* [DATA SHOWN]
_ _ _ _ _

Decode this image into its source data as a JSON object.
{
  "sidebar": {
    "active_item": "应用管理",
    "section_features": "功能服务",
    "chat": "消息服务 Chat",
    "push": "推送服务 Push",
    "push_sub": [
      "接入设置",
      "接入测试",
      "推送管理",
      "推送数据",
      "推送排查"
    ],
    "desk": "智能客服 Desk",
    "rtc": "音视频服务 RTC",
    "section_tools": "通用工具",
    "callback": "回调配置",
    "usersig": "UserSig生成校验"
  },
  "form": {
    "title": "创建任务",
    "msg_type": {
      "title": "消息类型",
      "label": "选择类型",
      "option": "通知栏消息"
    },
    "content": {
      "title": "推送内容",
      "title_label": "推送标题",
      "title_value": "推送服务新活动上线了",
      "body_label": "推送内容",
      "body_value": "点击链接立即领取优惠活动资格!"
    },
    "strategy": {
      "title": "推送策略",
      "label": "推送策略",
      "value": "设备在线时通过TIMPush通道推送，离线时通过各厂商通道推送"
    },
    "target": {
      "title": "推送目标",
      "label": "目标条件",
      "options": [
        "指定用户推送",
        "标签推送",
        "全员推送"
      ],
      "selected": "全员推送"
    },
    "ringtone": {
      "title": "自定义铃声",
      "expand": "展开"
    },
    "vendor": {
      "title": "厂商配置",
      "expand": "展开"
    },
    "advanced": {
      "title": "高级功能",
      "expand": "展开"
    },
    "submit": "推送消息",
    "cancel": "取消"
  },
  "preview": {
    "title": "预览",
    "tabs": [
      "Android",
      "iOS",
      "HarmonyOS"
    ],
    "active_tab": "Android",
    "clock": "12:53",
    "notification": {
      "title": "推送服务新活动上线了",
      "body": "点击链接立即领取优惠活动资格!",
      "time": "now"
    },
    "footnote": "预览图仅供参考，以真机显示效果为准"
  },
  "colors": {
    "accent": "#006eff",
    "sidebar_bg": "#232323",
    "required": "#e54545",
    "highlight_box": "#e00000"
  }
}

_ _ _ _ _

* [TASK STATEMENT] Go through the listing and copy all of it exactly.

* [EXPECTED ANSWER]
Decode this image into its source data as a JSON object.
{
  "sidebar": {
    "active_item": "应用管理",
    "section_features": "功能服务",
    "chat": "消息服务 Chat",
    "push": "推送服务 Push",
    "push_sub": [
      "接入设置",
      "接入测试",
      "推送管理",
      "推送数据",
      "推送排查"
    ],
    "desk": "智能客服 Desk",
    "rtc": "音视频服务 RTC",
    "section_tools": "通用工具",
    "callback": "回调配置",
    "usersig": "UserSig生成校验"
  },
  "form": {
    "title": "创建任务",
    "msg_type": {
      "title": "消息类型",
      "label": "选择类型",
      "option": "通知栏消息"
    },
    "content": {
      "title": "推送内容",
      "title_label": "推送标题",
      "title_value": "推送服务新活动上线了",
      "body_label": "推送内容",
      "body_value": "点击链接立即领取优惠活动资格!"
    },
    "strategy": {
      "title": "推送策略",
      "label": "推送策略",
      "value": "设备在线时通过TIMPush通道推送，离线时通过各厂商通道推送"
    },
    "target": {
      "title": "推送目标",
      "label": "目标条件",
      "options": [
        "指定用户推送",
        "标签推送",
        "全员推送"
      ],
      "selected": "全员推送"
    },
    "ringtone": {
      "title": "自定义铃声",
      "expand": "展开"
    },
    "vendor": {
      "title": "厂商配置",
      "expand": "展开"
    },
    "advanced": {
      "title": "高级功能",
      "expand": "展开"
    },
    "submit": "推送消息",
    "cancel": "取消"
  },
  "preview": {
    "title": "预览",
    "tabs": [
      "Android",
      "iOS",
      "HarmonyOS"
    ],
    "active_tab": "Android",
    "clock": "12:53",
    "notification": {
      "title": "推送服务新活动上线了",
      "body": "点击链接立即领取优惠活动资格!",
      "time": "now"
    },
    "footnote": "预览图仅供参考，以真机显示效果为准"
  },
  "colors": {
    "accent": "#006eff",
    "sidebar_bg": "#232323",
    "required": "#e54545",
    "highlight_box": "#e00000"
  }
}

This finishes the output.